- **TEXT EXTRACT**
»»
The illustrations below show three example snapshots of the “/Beta” file system in the “datavg” volume group.
As seen in the figures, file system snapshots can be a very powerful solution to create stable backups from a running system, i.e. while the system is still modifying data. Another option is to use snapshots to permit access to data from an earlier point in time, e.g. from 11am today (see “Snapshot 1” in the illustrations above).
The illustration below shows a RAID 5 (with disk fail protection) which is included as a physical volume into the “datavg” volume group, and on the right hand the file systems “/Alpha” … “/Gamma” which use storage space from “datavg”.
Disks can be swapped without interrupting the server. Reasons for doing so could be an upgrade to larger disks or an upgrade to a new RAID system.
To upgrade to a completely new RAID system, the new RAID must be added
to the “datavg” volume group. This is best done via HELIOS
Configuration Assistant in the
Storage setup menu (see
4.5 “Storage setup (data volumes)”).
Connect the new RAID system to the hypervisor that is used to assign the RAID to the VSA.
In Configuration Assistant select
Create or extend data
pool (add disks) which will detect the new RAID (in the following
referred to as “disk”).
Select the desired disk by entering the device name(s). (If you are not sure which disk is the correct one compare the SCSI ID with your hypervisor configuration!)
Configuration Assistant will add the disk(s) to the “datavg” volume group.
««
Items listed in a dataset:
»»
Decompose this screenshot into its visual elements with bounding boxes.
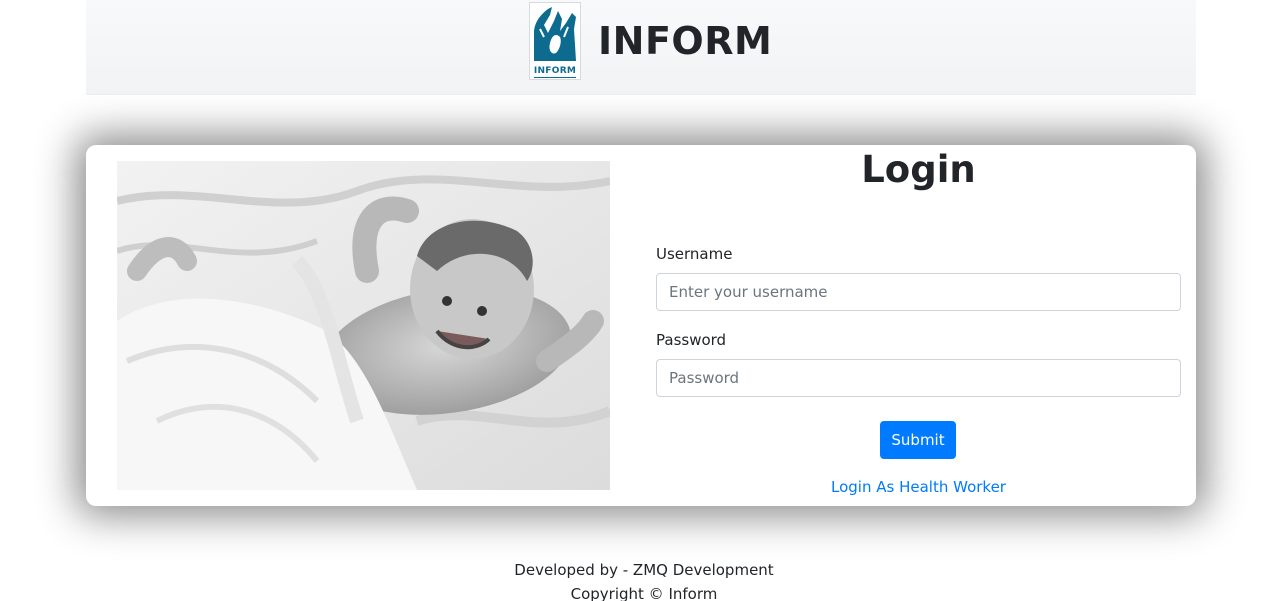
login-heading: Login [861,148,976,191]
password-label: Password [656,331,727,349]
health-worker-login-link[interactable]: Login As Health Worker [656,478,1181,496]
site-title: INFORM [598,19,773,63]
baby-photo [117,161,610,490]
login-card: Login Username Password Submit Login As … [86,145,1196,506]
hands-logo-icon [530,3,580,67]
submit-button[interactable]: Submit [880,421,956,459]
username-input[interactable] [656,273,1181,311]
site-header: INFORM INFORM [86,0,1196,95]
brand[interactable]: INFORM INFORM [529,2,772,80]
baby-image [117,161,610,490]
inform-logo: INFORM [529,2,581,80]
logo-underline [534,77,576,78]
copyright-text: Copyright © Inform [570,585,718,601]
password-input[interactable] [656,359,1181,397]
logo-text: INFORM [533,66,577,76]
site-footer: Developed by - ZMQ Development Copyright… [0,558,1288,601]
username-label: Username [656,245,733,263]
developed-by-text: Developed by - ZMQ Development [514,561,774,579]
««
- **WHAT IS REQUIRED**
Restate the paragraph beginning "As seen in the figures" from the text on file system snapshots and disk upgrades as a short list of its main points.

- **COMPLETE RESPONSE**
- File system snapshots can create stable backups from a running system, even while it is still modifying data.
- Snapshots can also give access to data from an earlier point in time, such as 11am today ("Snapshot 1").